→ **RAW DATA**
Content starts

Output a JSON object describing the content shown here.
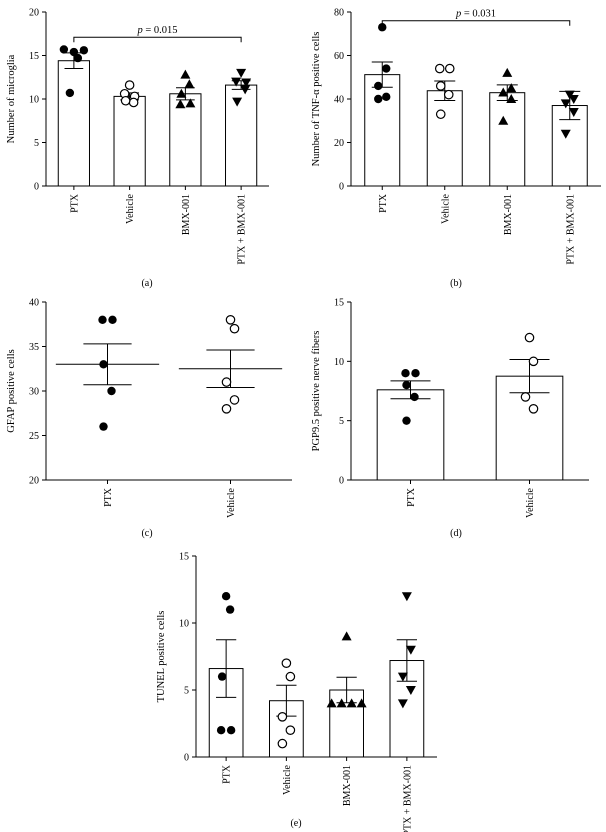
{
  "figure": {
    "background": "#ffffff",
    "bar_color": "#ffffff",
    "stroke_color": "#000000"
  },
  "chart_data": [
    {
      "panel": "(a)",
      "type": "bar",
      "ylabel": "Number of microglia",
      "ylim": [
        0,
        20
      ],
      "yticks": [
        0,
        5,
        10,
        15,
        20
      ],
      "categories": [
        "PTX",
        "Vehicle",
        "BMX-001",
        "PTX + BMX-001"
      ],
      "means": [
        14.4,
        10.3,
        10.6,
        11.6
      ],
      "sem": [
        0.9,
        0.4,
        0.7,
        0.5
      ],
      "markers": [
        "filled-circle",
        "open-circle",
        "filled-triangle-up",
        "filled-triangle-down"
      ],
      "points": [
        [
          15.7,
          15.4,
          15.6,
          14.7,
          10.7
        ],
        [
          11.6,
          10.6,
          10.3,
          9.6,
          9.8
        ],
        [
          12.8,
          11.7,
          10.6,
          9.4,
          9.5
        ],
        [
          13.0,
          12.0,
          11.9,
          11.1,
          9.7
        ]
      ],
      "significance": {
        "from": 0,
        "to": 3,
        "y": 17.1,
        "label_italic": "p",
        "label_rest": " = 0.015"
      }
    },
    {
      "panel": "(b)",
      "type": "bar",
      "ylabel": "Number of TNF-α positive cells",
      "ylim": [
        0,
        80
      ],
      "yticks": [
        0,
        20,
        40,
        60,
        80
      ],
      "categories": [
        "PTX",
        "Vehicle",
        "BMX-001",
        "PTX + BMX-001"
      ],
      "means": [
        51.2,
        43.8,
        42.9,
        37.0
      ],
      "sem": [
        5.8,
        4.5,
        3.6,
        6.5
      ],
      "markers": [
        "filled-circle",
        "open-circle",
        "filled-triangle-up",
        "filled-triangle-down"
      ],
      "points": [
        [
          73,
          54,
          46,
          41,
          40
        ],
        [
          54,
          54,
          46,
          42,
          33
        ],
        [
          52,
          45,
          43,
          40,
          30
        ],
        [
          42,
          40,
          38,
          34,
          24
        ]
      ],
      "significance": {
        "from": 0,
        "to": 3,
        "y": 76,
        "label_italic": "p",
        "label_rest": " = 0.031"
      }
    },
    {
      "panel": "(c)",
      "type": "scatter",
      "ylabel": "GFAP positive cells",
      "ylim": [
        20,
        40
      ],
      "yticks": [
        20,
        25,
        30,
        35,
        40
      ],
      "categories": [
        "PTX",
        "Vehicle"
      ],
      "means": [
        33.0,
        32.5
      ],
      "sem": [
        2.3,
        2.1
      ],
      "markers": [
        "filled-circle",
        "open-circle"
      ],
      "points": [
        [
          38,
          38,
          33,
          30,
          26
        ],
        [
          38,
          37,
          31,
          29,
          28
        ]
      ]
    },
    {
      "panel": "(d)",
      "type": "bar",
      "ylabel": "PGP9.5 positive nerve fibers",
      "ylim": [
        0,
        15
      ],
      "yticks": [
        0,
        5,
        10,
        15
      ],
      "categories": [
        "PTX",
        "Vehicle"
      ],
      "means": [
        7.6,
        8.75
      ],
      "sem": [
        0.75,
        1.4
      ],
      "markers": [
        "filled-circle",
        "open-circle"
      ],
      "points": [
        [
          9,
          9,
          8,
          7,
          5
        ],
        [
          12,
          10,
          7,
          6
        ]
      ]
    },
    {
      "panel": "(e)",
      "type": "bar",
      "ylabel": "TUNEL positive cells",
      "ylim": [
        0,
        15
      ],
      "yticks": [
        0,
        5,
        10,
        15
      ],
      "categories": [
        "PTX",
        "Vehicle",
        "BMX-001",
        "PTX + BMX-001"
      ],
      "means": [
        6.6,
        4.2,
        5.0,
        7.2
      ],
      "sem": [
        2.15,
        1.15,
        0.95,
        1.55
      ],
      "markers": [
        "filled-circle",
        "open-circle",
        "filled-triangle-up",
        "filled-triangle-down"
      ],
      "points": [
        [
          12,
          11,
          6,
          2,
          2
        ],
        [
          7,
          6,
          3,
          2,
          1
        ],
        [
          9,
          4,
          4,
          4,
          4
        ],
        [
          12,
          8,
          6,
          5,
          4
        ]
      ]
    }
  ]
}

Content ends

→ **TASK REQUIREMENTS**
Only lines with the word "Number" should be collected from the material.

→ **OUTPUT OF THE TASK**
      "ylabel": "Number of microglia",
      "ylabel": "Number of TNF-α positive cells",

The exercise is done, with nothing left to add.